TÂCHES À RÉALISER:
**a.** D'après l'article sur le syndicalisme américain, quel est le taux de syndicalisation dans le secteur privé ?
**b.** Traduisez en anglais la phrase suivante de l'article sur le syndicalisme américain : « La chute est régulière depuis 1955, sommet de la syndicalisation. »
**c.** Reprenez la rédaction de l'article sur le syndicalisme américain à la suite de sa dernière phrase.

TEXTE RETENU:
Archives mensuelles : janvier 2023

L’inévitable déclin du syndicalisme américain ?

Malgré des victoires éclatantes à Starbucks, le taux de syndicalisation a atteint, en 2022, son plus-bas historique, à 10,1 %. La renégociation, cette année, des conventions collectives à UPS et dans l’automobile constituera un nouveau test pour le mouvement syndical. (Article publié dans l’Humanité du 31 janvier 2023.)

Malgré l’éclaircie Starbucks, le ciel du syndicalisme américain continue de s’assombrir. D’après les statistiques récemment publiées par le Bureau of Labor Statistics (BLS), le taux de syndicalisation atteint son plus-bas historique, à 10,1 %. Si 273 000 salariés supplémentaires se sont syndiqués en 2022, cette augmentation de 2 % par rapport à 2021 ne suit pas le rythme de l’accroissement de la population active (3,9 %). La chute est régulière depuis 1955, sommet de la syndicalisation. Depuis les années 1980, c’est même le nombre total de syndiqués qui diminue, de 32 millions en 1979 à 14 millions aujourd’hui. Le secteur privé affiche un taux famélique (6 %), soit près de cinq fois moins que dans le secteur public (33 %).

Le regain de combativité sociale enregistré en 2022 n’a donc pas enrayé ce phénomène. Il l’a pourtant sans doute atténué. Le National Labor Relations Board, organisme fédéral chargé des relations sociales dans les entreprises, a enregistré une augmentation de 50 % des demandes de syndicalisation. Aux États-Unis, les salariés doivent signer une « pétition » pour organiser un scrutin qui ne débouchera sur la reconnaissance d’un syndicat qu’à la condition d’un vote majoritaire des salariés. L’an dernier, 1 200 élections ont ainsi été gagnées, permettant de faire reculer très légèrement les déserts syndicaux. La plus spectaculaire avancée en la matière a été enregistrée chez Starbucks, dont la direction est connue pour sa politique antisyndicale brutale.

[Éléments enregistrés du jeu de données]
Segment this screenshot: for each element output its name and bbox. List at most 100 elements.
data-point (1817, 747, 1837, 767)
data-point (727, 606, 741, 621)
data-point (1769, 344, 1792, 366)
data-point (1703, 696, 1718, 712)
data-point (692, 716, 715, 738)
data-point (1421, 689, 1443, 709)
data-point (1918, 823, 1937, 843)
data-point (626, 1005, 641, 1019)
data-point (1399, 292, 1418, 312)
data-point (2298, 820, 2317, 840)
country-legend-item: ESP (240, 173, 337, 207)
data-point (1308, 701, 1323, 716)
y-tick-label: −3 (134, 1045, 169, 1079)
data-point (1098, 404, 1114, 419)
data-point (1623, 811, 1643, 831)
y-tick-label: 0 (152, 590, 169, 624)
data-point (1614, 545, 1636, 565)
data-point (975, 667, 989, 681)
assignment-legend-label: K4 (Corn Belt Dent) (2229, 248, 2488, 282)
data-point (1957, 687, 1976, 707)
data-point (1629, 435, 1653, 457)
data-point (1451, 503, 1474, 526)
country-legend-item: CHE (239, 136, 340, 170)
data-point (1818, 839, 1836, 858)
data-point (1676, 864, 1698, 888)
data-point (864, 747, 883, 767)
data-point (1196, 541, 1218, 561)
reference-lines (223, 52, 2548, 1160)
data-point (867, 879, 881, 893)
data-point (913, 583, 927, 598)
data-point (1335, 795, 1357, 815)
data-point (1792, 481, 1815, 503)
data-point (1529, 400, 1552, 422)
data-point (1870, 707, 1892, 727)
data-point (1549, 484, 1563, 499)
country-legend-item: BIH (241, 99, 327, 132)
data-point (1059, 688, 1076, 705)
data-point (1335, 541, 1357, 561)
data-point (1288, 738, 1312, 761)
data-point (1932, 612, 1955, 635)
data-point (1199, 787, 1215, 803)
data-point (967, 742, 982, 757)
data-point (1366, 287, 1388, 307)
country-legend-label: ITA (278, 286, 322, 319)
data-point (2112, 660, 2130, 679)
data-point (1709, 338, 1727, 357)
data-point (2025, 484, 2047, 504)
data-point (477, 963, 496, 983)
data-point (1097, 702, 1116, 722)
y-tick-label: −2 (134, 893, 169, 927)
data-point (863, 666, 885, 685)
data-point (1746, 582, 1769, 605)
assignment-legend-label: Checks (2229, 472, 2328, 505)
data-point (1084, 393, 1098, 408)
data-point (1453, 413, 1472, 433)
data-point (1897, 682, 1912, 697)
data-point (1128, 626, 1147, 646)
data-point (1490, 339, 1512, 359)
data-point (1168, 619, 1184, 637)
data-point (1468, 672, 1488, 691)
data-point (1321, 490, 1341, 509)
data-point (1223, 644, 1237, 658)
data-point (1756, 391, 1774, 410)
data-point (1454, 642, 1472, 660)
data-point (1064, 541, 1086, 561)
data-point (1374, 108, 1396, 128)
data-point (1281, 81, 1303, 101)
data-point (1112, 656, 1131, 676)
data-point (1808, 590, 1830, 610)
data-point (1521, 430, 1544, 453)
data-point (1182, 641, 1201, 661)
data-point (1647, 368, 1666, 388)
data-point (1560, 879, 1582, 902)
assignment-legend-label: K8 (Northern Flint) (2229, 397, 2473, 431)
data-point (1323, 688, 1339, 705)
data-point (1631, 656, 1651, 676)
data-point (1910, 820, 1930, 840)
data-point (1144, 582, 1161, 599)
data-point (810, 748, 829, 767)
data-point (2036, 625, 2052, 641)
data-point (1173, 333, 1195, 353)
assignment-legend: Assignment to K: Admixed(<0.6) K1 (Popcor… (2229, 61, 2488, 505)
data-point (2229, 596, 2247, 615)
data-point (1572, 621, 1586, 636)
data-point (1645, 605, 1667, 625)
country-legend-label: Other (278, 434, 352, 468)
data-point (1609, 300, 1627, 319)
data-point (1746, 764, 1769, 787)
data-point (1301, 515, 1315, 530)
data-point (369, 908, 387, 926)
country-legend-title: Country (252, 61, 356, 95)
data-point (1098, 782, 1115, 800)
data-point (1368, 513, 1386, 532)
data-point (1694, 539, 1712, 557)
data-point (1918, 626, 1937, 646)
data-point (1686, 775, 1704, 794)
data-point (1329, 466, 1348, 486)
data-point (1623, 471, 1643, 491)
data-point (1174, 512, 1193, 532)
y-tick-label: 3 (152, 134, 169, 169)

RÉPONSES FOURNIES:
**a.** Le secteur privé affiche un taux de syndicalisation de 6 %.

**b.** The decline has been steady since 1955, the peak of unionization.

**c.**
Le mouvement a commencé à Buffalo (New York), en décembre 2021, avec la création historique d’une section syndicale dans un store (magasin). En une année, 267 Starbucks dans 174 villes de 36 États ont rejoint le mouvement, les organisations syndicales remportant 81 % des scrutins organisés avec une moyenne de 70 % de vote favorable des salariés. Pour autant, cela n’apporte que 3 626 syndiqués supplémentaires pour un total de 7 000 salariés couverts par des accords de convention collective. Si cette campagne a indéniablement changé la tonalité du débat national sur le sujet, elle n’a eu numériquement que peu d’impact sur les données domestiques, sur lesquelles pèse évidemment la perte continue des emplois industriels. Depuis 2000, plus de 2 millions d’emplois syndiqués ont disparu, 70 % d’entre eux provenant du secteur manufacturier.

Un autre facteur expliquant ce recul du fait syndical réside dans des législations votées depuis les années 1990 par des États où les républicains sont majoritaires. Paradoxalement baptisées Right to Work (droit au travail), elles constituent de redoutables armes aux mains des grandes entreprises pour juguler les demandes d’organisation collective. Le sud du pays, où les mastodontes de l’automobile ont commencé à « délocaliser » en interne dès les années 1970, demeure une espèce d’immense désert syndical : les deux Carolines (du Sud et du Nord) affichent les taux de syndicalisation les plus bas du pays (1,7 et 2,8 %), juste devant le Texas (4,1 %), la Géorgie (4,4 %) et la Floride (4,5 %). À l’autre extrême du spectre, on trouve New York (20 %) et la Californie (16 %), les deux États accueillant un tiers de l’ensemble des syndiqués des États-Unis. Ces États ont été les pionniers dans l’instauration du salaire minimum à 15 dollars, une réalité désormais pour un tiers des salariés du pays. Cela relève évidemment plus de la corrélation que de la coïncidence. Les statistiques du BLS confirment que les salaires sont supérieurs dans des secteurs d’activité syndiqués, où le salaire hebdomadaire s’établit à 1 216 dollars, contre 1 029 dollars en l’absence de syndicats.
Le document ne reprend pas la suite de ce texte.